Dataset:
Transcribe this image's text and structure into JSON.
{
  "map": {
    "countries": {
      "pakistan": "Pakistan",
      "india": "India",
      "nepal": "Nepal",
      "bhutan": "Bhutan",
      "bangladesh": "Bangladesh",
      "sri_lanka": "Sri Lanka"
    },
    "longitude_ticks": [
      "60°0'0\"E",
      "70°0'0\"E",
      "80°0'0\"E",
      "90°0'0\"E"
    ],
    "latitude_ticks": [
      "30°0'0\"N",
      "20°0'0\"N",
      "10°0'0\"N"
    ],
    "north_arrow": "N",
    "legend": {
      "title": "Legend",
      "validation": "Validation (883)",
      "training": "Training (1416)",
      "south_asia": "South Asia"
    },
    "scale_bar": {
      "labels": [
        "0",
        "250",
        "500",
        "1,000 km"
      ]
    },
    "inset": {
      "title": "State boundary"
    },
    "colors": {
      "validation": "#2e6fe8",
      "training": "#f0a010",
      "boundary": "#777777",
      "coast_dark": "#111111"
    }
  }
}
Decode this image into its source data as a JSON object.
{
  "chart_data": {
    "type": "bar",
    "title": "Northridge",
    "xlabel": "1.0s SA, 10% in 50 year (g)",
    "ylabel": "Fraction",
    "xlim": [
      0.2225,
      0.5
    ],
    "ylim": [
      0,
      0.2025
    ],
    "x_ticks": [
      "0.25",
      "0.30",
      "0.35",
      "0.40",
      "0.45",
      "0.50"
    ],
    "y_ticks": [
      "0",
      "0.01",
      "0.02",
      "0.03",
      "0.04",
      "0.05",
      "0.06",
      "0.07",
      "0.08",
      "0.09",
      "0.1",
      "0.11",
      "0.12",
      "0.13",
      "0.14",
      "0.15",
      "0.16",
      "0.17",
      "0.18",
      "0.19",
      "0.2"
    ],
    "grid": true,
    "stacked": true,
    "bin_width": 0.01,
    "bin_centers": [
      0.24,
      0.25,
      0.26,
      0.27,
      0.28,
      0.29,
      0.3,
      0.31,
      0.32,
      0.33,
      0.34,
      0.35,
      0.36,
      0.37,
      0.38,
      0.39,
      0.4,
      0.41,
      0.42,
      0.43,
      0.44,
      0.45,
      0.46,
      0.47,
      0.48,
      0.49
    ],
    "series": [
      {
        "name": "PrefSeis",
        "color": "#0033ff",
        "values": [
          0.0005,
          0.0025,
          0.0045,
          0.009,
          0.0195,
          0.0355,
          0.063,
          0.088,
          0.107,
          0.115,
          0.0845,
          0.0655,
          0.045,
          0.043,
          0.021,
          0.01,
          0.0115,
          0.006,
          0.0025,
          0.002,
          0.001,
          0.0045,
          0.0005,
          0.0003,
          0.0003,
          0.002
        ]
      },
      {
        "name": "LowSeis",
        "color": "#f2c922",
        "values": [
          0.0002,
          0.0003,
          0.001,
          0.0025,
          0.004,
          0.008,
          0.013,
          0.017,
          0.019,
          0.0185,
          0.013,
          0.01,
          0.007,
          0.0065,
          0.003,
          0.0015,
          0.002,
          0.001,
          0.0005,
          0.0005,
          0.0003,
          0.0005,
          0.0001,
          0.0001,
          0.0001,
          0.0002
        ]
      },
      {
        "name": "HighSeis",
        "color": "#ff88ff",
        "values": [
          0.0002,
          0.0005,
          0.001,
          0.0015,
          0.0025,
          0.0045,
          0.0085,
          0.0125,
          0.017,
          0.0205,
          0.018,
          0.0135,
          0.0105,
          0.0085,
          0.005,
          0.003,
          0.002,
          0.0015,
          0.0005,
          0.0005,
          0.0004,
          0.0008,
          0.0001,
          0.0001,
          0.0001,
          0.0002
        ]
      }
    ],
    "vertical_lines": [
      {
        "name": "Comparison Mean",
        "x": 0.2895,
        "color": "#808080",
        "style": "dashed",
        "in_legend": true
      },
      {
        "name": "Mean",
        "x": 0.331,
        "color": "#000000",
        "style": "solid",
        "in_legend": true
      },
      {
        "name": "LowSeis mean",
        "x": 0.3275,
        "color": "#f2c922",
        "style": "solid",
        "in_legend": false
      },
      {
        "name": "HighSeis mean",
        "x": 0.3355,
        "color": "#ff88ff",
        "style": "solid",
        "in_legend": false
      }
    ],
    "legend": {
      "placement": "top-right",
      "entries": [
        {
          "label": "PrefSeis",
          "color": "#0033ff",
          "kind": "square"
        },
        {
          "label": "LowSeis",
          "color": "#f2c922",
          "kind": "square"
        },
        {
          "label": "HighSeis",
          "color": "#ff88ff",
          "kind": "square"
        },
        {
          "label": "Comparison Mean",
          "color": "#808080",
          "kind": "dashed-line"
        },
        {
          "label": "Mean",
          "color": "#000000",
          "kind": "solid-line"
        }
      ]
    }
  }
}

Exercise requirements: From the records above, extract every entry verbatim.

Result of this exercise:
Transcribe this image's text and structure into JSON.
{
  "map": {
    "countries": {
      "pakistan": "Pakistan",
      "india": "India",
      "nepal": "Nepal",
      "bhutan": "Bhutan",
      "bangladesh": "Bangladesh",
      "sri_lanka": "Sri Lanka"
    },
    "longitude_ticks": [
      "60°0'0\"E",
      "70°0'0\"E",
      "80°0'0\"E",
      "90°0'0\"E"
    ],
    "latitude_ticks": [
      "30°0'0\"N",
      "20°0'0\"N",
      "10°0'0\"N"
    ],
    "north_arrow": "N",
    "legend": {
      "title": "Legend",
      "validation": "Validation (883)",
      "training": "Training (1416)",
      "south_asia": "South Asia"
    },
    "scale_bar": {
      "labels": [
        "0",
        "250",
        "500",
        "1,000 km"
      ]
    },
    "inset": {
      "title": "State boundary"
    },
    "colors": {
      "validation": "#2e6fe8",
      "training": "#f0a010",
      "boundary": "#777777",
      "coast_dark": "#111111"
    }
  }
}
Decode this image into its source data as a JSON object.
{
  "chart_data": {
    "type": "bar",
    "title": "Northridge",
    "xlabel": "1.0s SA, 10% in 50 year (g)",
    "ylabel": "Fraction",
    "xlim": [
      0.2225,
      0.5
    ],
    "ylim": [
      0,
      0.2025
    ],
    "x_ticks": [
      "0.25",
      "0.30",
      "0.35",
      "0.40",
      "0.45",
      "0.50"
    ],
    "y_ticks": [
      "0",
      "0.01",
      "0.02",
      "0.03",
      "0.04",
      "0.05",
      "0.06",
      "0.07",
      "0.08",
      "0.09",
      "0.1",
      "0.11",
      "0.12",
      "0.13",
      "0.14",
      "0.15",
      "0.16",
      "0.17",
      "0.18",
      "0.19",
      "0.2"
    ],
    "grid": true,
    "stacked": true,
    "bin_width": 0.01,
    "bin_centers": [
      0.24,
      0.25,
      0.26,
      0.27,
      0.28,
      0.29,
      0.3,
      0.31,
      0.32,
      0.33,
      0.34,
      0.35,
      0.36,
      0.37,
      0.38,
      0.39,
      0.4,
      0.41,
      0.42,
      0.43,
      0.44,
      0.45,
      0.46,
      0.47,
      0.48,
      0.49
    ],
    "series": [
      {
        "name": "PrefSeis",
        "color": "#0033ff",
        "values": [
          0.0005,
          0.0025,
          0.0045,
          0.009,
          0.0195,
          0.0355,
          0.063,
          0.088,
          0.107,
          0.115,
          0.0845,
          0.0655,
          0.045,
          0.043,
          0.021,
          0.01,
          0.0115,
          0.006,
          0.0025,
          0.002,
          0.001,
          0.0045,
          0.0005,
          0.0003,
          0.0003,
          0.002
        ]
      },
      {
        "name": "LowSeis",
        "color": "#f2c922",
        "values": [
          0.0002,
          0.0003,
          0.001,
          0.0025,
          0.004,
          0.008,
          0.013,
          0.017,
          0.019,
          0.0185,
          0.013,
          0.01,
          0.007,
          0.0065,
          0.003,
          0.0015,
          0.002,
          0.001,
          0.0005,
          0.0005,
          0.0003,
          0.0005,
          0.0001,
          0.0001,
          0.0001,
          0.0002
        ]
      },
      {
        "name": "HighSeis",
        "color": "#ff88ff",
        "values": [
          0.0002,
          0.0005,
          0.001,
          0.0015,
          0.0025,
          0.0045,
          0.0085,
          0.0125,
          0.017,
          0.0205,
          0.018,
          0.0135,
          0.0105,
          0.0085,
          0.005,
          0.003,
          0.002,
          0.0015,
          0.0005,
          0.0005,
          0.0004,
          0.0008,
          0.0001,
          0.0001,
          0.0001,
          0.0002
        ]
      }
    ],
    "vertical_lines": [
      {
        "name": "Comparison Mean",
        "x": 0.2895,
        "color": "#808080",
        "style": "dashed",
        "in_legend": true
      },
      {
        "name": "Mean",
        "x": 0.331,
        "color": "#000000",
        "style": "solid",
        "in_legend": true
      },
      {
        "name": "LowSeis mean",
        "x": 0.3275,
        "color": "#f2c922",
        "style": "solid",
        "in_legend": false
      },
      {
        "name": "HighSeis mean",
        "x": 0.3355,
        "color": "#ff88ff",
        "style": "solid",
        "in_legend": false
      }
    ],
    "legend": {
      "placement": "top-right",
      "entries": [
        {
          "label": "PrefSeis",
          "color": "#0033ff",
          "kind": "square"
        },
        {
          "label": "LowSeis",
          "color": "#f2c922",
          "kind": "square"
        },
        {
          "label": "HighSeis",
          "color": "#ff88ff",
          "kind": "square"
        },
        {
          "label": "Comparison Mean",
          "color": "#808080",
          "kind": "dashed-line"
        },
        {
          "label": "Mean",
          "color": "#000000",
          "kind": "solid-line"
        }
      ]
    }
  }
}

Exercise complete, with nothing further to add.